__TEXTE SOURCE__:

Le ministre de l'Information Tarek Mitri a évoqué hier cette question avec le patriarche grec-orthodoxe, Mgr Ignace IV Hazim, à qui il a rendu visite au siège patriarcal de Balamand. À l'issue de l'entrevue, M. Mitri a rappelé que le président de la République assume ses responsabilités conformément à la Constitution et il est « soucieux de maintenir la présidence au-dessus des dissensions ». « Le président œuvre à unifier les rangs entre les Libanais plutôt qu'à attiser les dissensions, et sa méthode d'action apporte clairement la preuve qu'il œuvre constamment à favoriser l'entente et l'unité entre tous », a déclaré M. Mitri.

__VOTRE TRAVAIL__:
(a) D'après le texte sur la visite de Tarek Mitri, où a-t-il rencontré le patriarche grec-orthodoxe ?
(b) Recopiez le passage du texte sur la visite de Tarek Mitri qui commence par « Le ministre de » et va jusqu'à « déclaré M. Mitri. ».
Ces enregistrements n'ont aucun rapport avec le texte.

__ENREGISTREMENTS EXTRAITS__:
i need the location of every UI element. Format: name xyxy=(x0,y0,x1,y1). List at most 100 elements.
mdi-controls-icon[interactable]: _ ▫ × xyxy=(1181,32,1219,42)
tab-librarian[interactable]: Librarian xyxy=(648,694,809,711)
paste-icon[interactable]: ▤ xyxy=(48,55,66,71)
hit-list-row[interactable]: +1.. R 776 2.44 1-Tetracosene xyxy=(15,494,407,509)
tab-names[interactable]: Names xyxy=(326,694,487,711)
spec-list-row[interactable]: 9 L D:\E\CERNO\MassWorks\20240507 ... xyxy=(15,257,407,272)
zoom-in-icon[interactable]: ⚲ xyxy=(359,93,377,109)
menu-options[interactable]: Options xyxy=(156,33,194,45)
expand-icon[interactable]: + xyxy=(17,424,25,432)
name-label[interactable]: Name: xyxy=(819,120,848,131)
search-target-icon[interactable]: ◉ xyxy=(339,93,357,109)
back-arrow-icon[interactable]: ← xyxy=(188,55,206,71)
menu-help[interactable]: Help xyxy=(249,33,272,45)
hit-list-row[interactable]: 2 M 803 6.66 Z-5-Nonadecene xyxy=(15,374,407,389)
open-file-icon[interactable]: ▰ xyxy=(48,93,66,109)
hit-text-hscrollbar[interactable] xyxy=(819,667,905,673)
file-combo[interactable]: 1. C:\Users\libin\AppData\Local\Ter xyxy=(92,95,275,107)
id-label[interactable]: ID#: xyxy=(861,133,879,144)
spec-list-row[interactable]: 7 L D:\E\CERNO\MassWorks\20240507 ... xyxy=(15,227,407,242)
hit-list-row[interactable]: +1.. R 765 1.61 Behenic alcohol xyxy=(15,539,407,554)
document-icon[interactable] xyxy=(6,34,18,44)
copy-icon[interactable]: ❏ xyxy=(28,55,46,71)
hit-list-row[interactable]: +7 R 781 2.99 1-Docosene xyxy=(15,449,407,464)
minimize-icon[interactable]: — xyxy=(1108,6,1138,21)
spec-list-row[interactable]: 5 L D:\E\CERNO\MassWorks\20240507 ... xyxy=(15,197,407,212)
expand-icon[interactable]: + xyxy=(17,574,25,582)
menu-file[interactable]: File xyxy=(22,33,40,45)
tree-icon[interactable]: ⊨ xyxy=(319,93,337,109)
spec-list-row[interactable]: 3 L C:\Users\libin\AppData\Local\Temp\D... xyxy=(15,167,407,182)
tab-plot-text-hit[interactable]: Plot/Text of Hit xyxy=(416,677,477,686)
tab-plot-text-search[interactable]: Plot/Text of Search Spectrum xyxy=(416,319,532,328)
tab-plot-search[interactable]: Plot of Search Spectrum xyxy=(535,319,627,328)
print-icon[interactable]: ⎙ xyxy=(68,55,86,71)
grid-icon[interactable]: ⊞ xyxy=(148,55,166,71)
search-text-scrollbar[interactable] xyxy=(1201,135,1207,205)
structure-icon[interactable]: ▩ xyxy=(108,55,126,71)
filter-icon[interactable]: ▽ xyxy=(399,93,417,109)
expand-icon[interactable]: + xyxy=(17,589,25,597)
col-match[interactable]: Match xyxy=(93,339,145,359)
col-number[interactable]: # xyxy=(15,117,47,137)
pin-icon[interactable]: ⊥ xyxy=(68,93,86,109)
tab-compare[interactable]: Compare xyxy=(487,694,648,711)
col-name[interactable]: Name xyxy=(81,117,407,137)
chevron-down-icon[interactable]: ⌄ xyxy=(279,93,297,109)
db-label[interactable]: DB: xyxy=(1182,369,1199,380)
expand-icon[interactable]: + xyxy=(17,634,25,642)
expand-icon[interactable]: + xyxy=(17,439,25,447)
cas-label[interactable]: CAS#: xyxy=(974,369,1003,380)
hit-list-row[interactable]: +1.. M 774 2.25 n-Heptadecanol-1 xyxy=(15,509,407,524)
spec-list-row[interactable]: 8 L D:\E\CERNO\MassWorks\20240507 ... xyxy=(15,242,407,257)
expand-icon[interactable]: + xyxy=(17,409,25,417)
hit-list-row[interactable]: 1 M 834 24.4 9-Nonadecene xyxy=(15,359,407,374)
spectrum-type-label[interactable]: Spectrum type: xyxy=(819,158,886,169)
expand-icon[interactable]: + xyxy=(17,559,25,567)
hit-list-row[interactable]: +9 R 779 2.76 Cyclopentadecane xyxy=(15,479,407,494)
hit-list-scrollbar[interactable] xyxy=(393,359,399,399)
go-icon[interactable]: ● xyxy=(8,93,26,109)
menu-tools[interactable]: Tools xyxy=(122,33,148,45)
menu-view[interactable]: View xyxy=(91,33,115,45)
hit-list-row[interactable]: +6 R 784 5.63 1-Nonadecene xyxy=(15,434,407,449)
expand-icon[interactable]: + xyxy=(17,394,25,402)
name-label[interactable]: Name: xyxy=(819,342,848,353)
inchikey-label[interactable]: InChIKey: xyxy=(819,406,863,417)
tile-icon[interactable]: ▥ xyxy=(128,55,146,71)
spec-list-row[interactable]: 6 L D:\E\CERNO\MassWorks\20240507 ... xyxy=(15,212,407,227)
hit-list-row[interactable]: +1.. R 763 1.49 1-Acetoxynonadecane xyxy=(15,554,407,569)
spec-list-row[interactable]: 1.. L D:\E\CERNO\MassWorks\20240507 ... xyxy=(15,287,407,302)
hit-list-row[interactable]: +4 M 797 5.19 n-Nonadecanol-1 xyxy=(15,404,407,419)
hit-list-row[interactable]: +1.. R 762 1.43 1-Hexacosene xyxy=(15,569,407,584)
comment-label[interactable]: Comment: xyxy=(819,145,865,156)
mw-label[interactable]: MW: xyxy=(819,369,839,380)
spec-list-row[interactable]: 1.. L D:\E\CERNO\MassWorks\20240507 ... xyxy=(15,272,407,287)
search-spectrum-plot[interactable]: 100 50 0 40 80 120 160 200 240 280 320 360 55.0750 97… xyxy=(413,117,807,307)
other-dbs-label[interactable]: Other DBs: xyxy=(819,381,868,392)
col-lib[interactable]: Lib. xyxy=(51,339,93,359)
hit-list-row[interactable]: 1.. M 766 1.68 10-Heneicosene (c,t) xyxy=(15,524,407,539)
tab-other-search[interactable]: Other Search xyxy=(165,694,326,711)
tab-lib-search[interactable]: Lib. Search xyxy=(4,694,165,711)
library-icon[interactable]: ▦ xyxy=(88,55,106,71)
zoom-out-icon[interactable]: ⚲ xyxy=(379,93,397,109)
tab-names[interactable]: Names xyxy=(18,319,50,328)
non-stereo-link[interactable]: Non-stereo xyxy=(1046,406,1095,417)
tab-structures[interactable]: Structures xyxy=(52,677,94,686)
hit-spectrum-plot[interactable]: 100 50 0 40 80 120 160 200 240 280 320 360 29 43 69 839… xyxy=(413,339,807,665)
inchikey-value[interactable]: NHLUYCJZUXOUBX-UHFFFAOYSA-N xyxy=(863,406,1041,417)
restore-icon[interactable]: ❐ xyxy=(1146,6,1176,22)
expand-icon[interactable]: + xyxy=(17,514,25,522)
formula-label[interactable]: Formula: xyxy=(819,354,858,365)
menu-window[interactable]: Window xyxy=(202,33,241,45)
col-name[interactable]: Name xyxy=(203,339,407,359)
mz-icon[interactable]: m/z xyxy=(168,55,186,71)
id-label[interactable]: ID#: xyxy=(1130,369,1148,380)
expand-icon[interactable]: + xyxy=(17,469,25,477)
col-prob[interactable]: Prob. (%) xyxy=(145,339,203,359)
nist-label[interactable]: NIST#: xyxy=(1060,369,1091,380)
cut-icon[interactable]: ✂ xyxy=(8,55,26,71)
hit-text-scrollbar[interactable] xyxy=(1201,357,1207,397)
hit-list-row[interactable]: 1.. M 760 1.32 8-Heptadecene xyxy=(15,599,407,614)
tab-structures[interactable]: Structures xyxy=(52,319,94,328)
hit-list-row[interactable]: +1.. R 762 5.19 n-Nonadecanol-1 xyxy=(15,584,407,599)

__RÉSULTATS__:
(a) Au siège patriarcal de Balamand.

(b)
Le ministre de l'Information Tarek Mitri a évoqué hier cette question avec le patriarche grec-orthodoxe, Mgr Ignace IV Hazim, à qui il a rendu visite au siège patriarcal de Balamand. À l'issue de l'entrevue, M. Mitri a rappelé que le président de la République assume ses responsabilités conformément à la Constitution et il est « soucieux de maintenir la présidence au-dessus des dissensions ». « Le président œuvre à unifier les rangs entre les Libanais plutôt qu'à attiser les dissensions, et sa méthode d'action apporte clairement la preuve qu'il œuvre constamment à favoriser l'entente et l'unité entre tous », a déclaré M. Mitri.